* _DATASET RECORDS_
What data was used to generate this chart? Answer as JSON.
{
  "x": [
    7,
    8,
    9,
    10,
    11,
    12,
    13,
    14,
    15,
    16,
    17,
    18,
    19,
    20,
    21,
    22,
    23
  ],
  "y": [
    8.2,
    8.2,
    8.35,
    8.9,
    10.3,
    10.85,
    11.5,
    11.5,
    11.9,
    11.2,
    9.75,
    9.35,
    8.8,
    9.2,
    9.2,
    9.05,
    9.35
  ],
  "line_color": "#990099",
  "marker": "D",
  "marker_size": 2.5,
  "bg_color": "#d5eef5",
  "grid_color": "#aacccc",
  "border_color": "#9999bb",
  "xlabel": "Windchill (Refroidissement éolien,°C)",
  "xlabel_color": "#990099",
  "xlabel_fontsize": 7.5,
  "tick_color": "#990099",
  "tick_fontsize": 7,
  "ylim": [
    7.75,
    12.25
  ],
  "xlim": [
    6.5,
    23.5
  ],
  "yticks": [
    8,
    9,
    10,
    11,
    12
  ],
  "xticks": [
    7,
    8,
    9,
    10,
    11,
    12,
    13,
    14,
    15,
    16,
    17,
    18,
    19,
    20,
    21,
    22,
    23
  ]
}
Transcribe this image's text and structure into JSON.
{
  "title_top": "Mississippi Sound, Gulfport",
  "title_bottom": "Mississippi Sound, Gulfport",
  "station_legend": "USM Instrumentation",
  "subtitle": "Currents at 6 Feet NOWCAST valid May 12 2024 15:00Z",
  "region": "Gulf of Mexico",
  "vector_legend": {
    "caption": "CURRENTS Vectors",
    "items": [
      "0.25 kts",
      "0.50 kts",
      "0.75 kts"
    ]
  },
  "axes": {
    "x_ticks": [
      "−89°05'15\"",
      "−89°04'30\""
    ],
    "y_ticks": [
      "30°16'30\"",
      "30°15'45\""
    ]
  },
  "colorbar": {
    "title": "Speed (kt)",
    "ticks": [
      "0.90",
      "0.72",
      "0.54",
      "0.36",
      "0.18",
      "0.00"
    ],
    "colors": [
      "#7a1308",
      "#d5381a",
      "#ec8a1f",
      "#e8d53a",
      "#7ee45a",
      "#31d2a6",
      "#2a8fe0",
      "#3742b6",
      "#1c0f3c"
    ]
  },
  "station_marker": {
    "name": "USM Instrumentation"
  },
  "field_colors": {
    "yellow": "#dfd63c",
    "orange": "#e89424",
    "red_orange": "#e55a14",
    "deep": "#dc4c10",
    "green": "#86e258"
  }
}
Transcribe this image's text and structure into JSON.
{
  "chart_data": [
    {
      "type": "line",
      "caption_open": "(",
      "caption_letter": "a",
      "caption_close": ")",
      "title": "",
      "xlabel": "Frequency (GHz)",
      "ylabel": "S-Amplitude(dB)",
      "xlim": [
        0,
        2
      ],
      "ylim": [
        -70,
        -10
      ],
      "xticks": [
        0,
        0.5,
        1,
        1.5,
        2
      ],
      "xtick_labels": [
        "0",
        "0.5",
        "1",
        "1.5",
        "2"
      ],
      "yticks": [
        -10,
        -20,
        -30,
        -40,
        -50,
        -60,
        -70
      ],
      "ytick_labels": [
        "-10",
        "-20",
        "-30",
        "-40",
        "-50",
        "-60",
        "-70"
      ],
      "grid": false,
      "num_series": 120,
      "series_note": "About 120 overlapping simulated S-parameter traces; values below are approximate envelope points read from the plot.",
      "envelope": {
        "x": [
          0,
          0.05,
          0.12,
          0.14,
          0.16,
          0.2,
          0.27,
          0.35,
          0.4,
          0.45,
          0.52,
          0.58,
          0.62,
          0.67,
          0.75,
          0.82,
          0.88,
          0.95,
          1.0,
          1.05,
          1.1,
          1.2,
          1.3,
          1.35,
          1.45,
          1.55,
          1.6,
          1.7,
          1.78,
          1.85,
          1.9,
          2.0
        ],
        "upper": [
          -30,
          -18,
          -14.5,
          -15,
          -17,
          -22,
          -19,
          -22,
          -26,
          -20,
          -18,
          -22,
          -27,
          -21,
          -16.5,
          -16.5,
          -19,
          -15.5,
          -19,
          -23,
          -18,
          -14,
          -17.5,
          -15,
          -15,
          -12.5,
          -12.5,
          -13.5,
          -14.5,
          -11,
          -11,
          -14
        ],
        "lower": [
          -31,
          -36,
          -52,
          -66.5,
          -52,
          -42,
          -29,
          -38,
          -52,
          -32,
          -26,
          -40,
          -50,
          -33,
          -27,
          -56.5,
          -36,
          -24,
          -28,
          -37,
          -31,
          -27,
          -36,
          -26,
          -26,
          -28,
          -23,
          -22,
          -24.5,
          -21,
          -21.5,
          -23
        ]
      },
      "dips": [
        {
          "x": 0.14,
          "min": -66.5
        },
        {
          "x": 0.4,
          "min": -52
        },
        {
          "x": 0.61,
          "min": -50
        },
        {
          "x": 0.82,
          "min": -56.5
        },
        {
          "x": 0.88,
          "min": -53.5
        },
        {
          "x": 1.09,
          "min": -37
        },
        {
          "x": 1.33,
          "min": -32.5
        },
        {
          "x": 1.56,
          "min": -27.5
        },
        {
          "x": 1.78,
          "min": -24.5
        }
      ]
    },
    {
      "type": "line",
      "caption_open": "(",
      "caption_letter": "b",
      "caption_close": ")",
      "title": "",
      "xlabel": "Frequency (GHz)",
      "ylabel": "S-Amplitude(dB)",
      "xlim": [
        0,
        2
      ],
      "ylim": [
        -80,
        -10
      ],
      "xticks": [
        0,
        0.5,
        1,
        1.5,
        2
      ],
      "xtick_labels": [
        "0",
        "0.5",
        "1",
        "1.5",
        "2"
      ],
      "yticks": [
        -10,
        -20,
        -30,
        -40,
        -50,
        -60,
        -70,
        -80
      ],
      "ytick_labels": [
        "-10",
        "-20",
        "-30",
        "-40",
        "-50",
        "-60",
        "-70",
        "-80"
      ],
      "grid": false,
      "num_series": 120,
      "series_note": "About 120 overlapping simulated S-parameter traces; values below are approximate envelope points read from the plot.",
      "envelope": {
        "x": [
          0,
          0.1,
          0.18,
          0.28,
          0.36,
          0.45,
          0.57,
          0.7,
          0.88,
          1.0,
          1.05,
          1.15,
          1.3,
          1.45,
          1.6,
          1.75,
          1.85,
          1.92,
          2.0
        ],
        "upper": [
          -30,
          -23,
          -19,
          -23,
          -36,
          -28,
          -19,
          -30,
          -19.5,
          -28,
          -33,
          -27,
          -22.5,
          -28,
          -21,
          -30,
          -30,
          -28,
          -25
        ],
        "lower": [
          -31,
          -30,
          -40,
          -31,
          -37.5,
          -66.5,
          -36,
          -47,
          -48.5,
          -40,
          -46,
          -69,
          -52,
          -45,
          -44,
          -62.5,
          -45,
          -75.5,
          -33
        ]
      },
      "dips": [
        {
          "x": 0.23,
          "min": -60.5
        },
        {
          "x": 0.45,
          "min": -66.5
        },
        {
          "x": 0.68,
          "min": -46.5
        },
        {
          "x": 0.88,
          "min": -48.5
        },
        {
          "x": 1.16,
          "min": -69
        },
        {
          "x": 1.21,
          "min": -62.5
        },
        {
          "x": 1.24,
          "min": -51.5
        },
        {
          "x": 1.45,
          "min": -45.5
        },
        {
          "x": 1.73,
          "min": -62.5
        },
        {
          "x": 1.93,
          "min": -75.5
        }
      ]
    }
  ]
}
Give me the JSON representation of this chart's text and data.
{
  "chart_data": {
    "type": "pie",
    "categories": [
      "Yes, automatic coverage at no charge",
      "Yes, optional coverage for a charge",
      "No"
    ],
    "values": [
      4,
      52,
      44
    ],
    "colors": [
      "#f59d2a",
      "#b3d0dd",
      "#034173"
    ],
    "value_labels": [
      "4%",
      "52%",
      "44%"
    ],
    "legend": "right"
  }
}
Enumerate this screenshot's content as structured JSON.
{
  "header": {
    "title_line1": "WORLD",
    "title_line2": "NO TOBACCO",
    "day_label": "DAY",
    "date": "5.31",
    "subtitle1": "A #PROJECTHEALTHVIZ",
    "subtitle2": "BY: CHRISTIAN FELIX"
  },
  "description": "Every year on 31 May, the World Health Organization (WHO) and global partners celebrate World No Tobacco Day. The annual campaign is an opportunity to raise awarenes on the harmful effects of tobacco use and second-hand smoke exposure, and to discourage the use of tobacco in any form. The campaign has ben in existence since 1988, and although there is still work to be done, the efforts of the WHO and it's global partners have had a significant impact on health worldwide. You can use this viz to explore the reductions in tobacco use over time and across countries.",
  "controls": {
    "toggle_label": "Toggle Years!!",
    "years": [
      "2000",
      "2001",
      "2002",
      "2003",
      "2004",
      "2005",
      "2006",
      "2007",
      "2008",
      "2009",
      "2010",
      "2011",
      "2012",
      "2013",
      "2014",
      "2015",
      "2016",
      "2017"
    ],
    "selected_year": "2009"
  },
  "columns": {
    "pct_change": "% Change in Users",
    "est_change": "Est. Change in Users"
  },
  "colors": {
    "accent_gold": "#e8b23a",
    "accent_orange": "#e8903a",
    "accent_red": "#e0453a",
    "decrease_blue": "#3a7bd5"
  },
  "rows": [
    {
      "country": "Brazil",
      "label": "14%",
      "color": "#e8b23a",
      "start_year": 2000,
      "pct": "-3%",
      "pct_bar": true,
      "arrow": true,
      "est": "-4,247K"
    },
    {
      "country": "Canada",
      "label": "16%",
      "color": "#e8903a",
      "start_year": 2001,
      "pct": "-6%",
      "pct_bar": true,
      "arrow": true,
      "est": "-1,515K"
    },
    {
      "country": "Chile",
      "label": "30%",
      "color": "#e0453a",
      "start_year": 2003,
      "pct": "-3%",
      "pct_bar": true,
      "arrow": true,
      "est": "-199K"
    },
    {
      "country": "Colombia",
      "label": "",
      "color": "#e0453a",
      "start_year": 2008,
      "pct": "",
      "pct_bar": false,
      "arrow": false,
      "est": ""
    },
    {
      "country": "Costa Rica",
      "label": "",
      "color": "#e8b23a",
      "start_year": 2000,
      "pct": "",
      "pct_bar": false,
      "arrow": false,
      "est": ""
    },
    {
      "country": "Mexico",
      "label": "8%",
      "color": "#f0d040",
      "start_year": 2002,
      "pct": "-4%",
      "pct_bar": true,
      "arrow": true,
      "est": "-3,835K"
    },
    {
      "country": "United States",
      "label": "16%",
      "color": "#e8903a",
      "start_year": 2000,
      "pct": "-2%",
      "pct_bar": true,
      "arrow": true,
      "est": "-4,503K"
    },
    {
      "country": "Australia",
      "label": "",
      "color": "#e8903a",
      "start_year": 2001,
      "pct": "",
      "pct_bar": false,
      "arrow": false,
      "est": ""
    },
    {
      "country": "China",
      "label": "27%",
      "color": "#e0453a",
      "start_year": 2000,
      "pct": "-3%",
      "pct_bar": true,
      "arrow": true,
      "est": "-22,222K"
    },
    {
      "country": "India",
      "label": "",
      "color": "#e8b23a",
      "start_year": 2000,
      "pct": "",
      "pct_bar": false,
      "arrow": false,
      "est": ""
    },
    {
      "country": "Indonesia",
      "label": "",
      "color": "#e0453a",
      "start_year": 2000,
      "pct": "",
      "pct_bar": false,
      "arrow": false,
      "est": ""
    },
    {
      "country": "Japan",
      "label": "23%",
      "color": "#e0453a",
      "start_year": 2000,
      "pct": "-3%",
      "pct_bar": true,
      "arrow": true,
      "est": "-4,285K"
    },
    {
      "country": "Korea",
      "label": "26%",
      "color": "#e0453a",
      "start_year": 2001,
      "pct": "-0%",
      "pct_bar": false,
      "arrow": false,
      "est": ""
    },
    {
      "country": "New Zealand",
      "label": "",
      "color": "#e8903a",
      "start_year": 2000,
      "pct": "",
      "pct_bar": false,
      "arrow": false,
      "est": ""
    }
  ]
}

* _GIVEN INSTRUCTION_
Look through the material above. Copy each line where the word "Gulfport" appears.

* _RESPONSE FOR THIS EXERCISE_
  "title_top": "Mississippi Sound, Gulfport",
  "title_bottom": "Mississippi Sound, Gulfport",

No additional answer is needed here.